Exercise aim: Write every line of the material out exactly as shown.
Records provided start
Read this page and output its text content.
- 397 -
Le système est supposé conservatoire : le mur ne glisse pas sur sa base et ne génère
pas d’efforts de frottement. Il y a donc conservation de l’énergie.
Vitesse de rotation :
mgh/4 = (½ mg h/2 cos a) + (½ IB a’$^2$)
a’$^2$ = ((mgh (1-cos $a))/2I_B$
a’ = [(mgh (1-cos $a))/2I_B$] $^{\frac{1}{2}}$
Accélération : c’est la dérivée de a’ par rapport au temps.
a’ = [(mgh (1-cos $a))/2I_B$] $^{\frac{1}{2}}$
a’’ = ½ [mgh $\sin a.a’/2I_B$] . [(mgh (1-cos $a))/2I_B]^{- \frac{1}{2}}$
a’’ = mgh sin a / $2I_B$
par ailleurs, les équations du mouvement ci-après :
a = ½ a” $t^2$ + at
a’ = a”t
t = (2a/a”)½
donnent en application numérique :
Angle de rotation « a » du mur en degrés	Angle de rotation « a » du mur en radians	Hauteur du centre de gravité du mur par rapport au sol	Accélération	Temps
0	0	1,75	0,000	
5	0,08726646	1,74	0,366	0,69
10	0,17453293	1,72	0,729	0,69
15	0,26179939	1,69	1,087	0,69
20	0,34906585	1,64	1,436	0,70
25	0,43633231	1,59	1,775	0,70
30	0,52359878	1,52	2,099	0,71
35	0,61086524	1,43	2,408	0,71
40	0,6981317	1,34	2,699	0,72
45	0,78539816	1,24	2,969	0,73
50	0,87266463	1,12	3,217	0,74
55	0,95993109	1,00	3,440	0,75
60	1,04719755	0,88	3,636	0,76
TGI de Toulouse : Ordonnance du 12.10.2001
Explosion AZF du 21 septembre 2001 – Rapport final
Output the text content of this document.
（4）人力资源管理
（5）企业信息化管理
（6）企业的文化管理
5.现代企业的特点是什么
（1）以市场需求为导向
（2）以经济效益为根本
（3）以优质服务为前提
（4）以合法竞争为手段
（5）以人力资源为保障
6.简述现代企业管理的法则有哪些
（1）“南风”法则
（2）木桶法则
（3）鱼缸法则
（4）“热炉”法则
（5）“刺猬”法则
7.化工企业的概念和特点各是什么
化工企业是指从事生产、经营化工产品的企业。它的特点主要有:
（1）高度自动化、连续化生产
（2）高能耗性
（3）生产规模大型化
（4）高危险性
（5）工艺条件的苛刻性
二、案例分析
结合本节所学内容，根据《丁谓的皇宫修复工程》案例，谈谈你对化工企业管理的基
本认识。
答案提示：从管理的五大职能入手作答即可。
Records provided end
Final answer:
Read this page and output its text content.
- 397 -
Le système est supposé conservatoire : le mur ne glisse pas sur sa base et ne génère
pas d’efforts de frottement. Il y a donc conservation de l’énergie.
Vitesse de rotation :
mgh/4 = (½ mg h/2 cos a) + (½ IB a’$^2$)
a’$^2$ = ((mgh (1-cos $a))/2I_B$
a’ = [(mgh (1-cos $a))/2I_B$] $^{\frac{1}{2}}$
Accélération : c’est la dérivée de a’ par rapport au temps.
a’ = [(mgh (1-cos $a))/2I_B$] $^{\frac{1}{2}}$
a’’ = ½ [mgh $\sin a.a’/2I_B$] . [(mgh (1-cos $a))/2I_B]^{- \frac{1}{2}}$
a’’ = mgh sin a / $2I_B$
par ailleurs, les équations du mouvement ci-après :
a = ½ a” $t^2$ + at
a’ = a”t
t = (2a/a”)½
donnent en application numérique :
Angle de rotation « a » du mur en degrés	Angle de rotation « a » du mur en radians	Hauteur du centre de gravité du mur par rapport au sol	Accélération	Temps
0	0	1,75	0,000	
5	0,08726646	1,74	0,366	0,69
10	0,17453293	1,72	0,729	0,69
15	0,26179939	1,69	1,087	0,69
20	0,34906585	1,64	1,436	0,70
25	0,43633231	1,59	1,775	0,70
30	0,52359878	1,52	2,099	0,71
35	0,61086524	1,43	2,408	0,71
40	0,6981317	1,34	2,699	0,72
45	0,78539816	1,24	2,969	0,73
50	0,87266463	1,12	3,217	0,74
55	0,95993109	1,00	3,440	0,75
60	1,04719755	0,88	3,636	0,76
TGI de Toulouse : Ordonnance du 12.10.2001
Explosion AZF du 21 septembre 2001 – Rapport final
Output the text content of this document.
（4）人力资源管理
（5）企业信息化管理
（6）企业的文化管理
5.现代企业的特点是什么
（1）以市场需求为导向
（2）以经济效益为根本
（3）以优质服务为前提
（4）以合法竞争为手段
（5）以人力资源为保障
6.简述现代企业管理的法则有哪些
（1）“南风”法则
（2）木桶法则
（3）鱼缸法则
（4）“热炉”法则
（5）“刺猬”法则
7.化工企业的概念和特点各是什么
化工企业是指从事生产、经营化工产品的企业。它的特点主要有:
（1）高度自动化、连续化生产
（2）高能耗性
（3）生产规模大型化
（4）高危险性
（5）工艺条件的苛刻性
二、案例分析
结合本节所学内容，根据《丁谓的皇宫修复工程》案例，谈谈你对化工企业管理的基
本认识。
答案提示：从管理的五大职能入手作答即可。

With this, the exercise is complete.